◆ Task prompt: Scan the entries below for the word "views". Copy each line that has it.

◆ Information provided:
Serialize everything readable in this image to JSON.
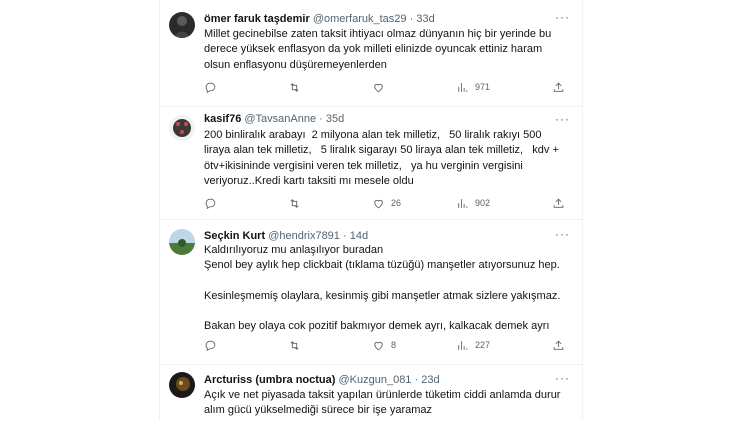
{
  "tweets": [
    {
      "name": "ömer faruk taşdemir",
      "handle": "@omerfaruk_tas29",
      "dot": "·",
      "date": "33d",
      "text": "Millet gecinebilse zaten taksit ihtiyacı olmaz dünyanın hiç bir yerinde bu derece yüksek enflasyon da yok milleti elinizde oyuncak ettiniz haram olsun enflasyonu düşüremeyenlerden",
      "replies": "",
      "retweets": "",
      "likes": "",
      "views": "971"
    },
    {
      "name": "kasif76",
      "handle": "@TavsanAnne",
      "dot": "·",
      "date": "35d",
      "text": "200 binliralık arabayı  2 milyona alan tek milletiz,   50 liralık rakıyı 500 liraya alan tek milletiz,   5 liralık sigarayı 50 liraya alan tek milletiz,   kdv + ötv+ikisininde vergisini veren tek milletiz,   ya hu verginin vergisini veriyoruz..Kredi kartı taksiti mı mesele oldu",
      "replies": "",
      "retweets": "",
      "likes": "26",
      "views": "902"
    },
    {
      "name": "Seçkin Kurt",
      "handle": "@hendrix7891",
      "dot": "·",
      "date": "14d",
      "paragraphs": [
        "Kaldırılıyoruz mu anlaşılıyor buradan",
        "Şenol bey aylık hep clickbait (tıklama tüzüğü) manşetler atıyorsunuz hep.",
        "Kesinleşmemiş olaylara, kesinmiş gibi manşetler atmak sizlere yakışmaz.",
        "Bakan bey olaya cok pozitif bakmıyor demek ayrı, kalkacak demek ayrı"
      ],
      "replies": "",
      "retweets": "",
      "likes": "8",
      "views": "227"
    },
    {
      "name": "Arcturiss (umbra noctua)",
      "handle": "@Kuzgun_081",
      "dot": "·",
      "date": "23d",
      "text": "Açık ve net piyasada taksit yapılan ürünlerde tüketim ciddi anlamda durur alım gücü yükselmediği sürece bir işe yaramaz"
    }
  ],
  "icons": {
    "reply": "reply-icon",
    "retweet": "retweet-icon",
    "like": "heart-icon",
    "views": "views-chart-icon",
    "share": "share-icon",
    "more": "more-dots-icon"
  }
}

◆ Response:
      "views": "971"
      "views": "902"
      "views": "227"
    "views": "views-chart-icon",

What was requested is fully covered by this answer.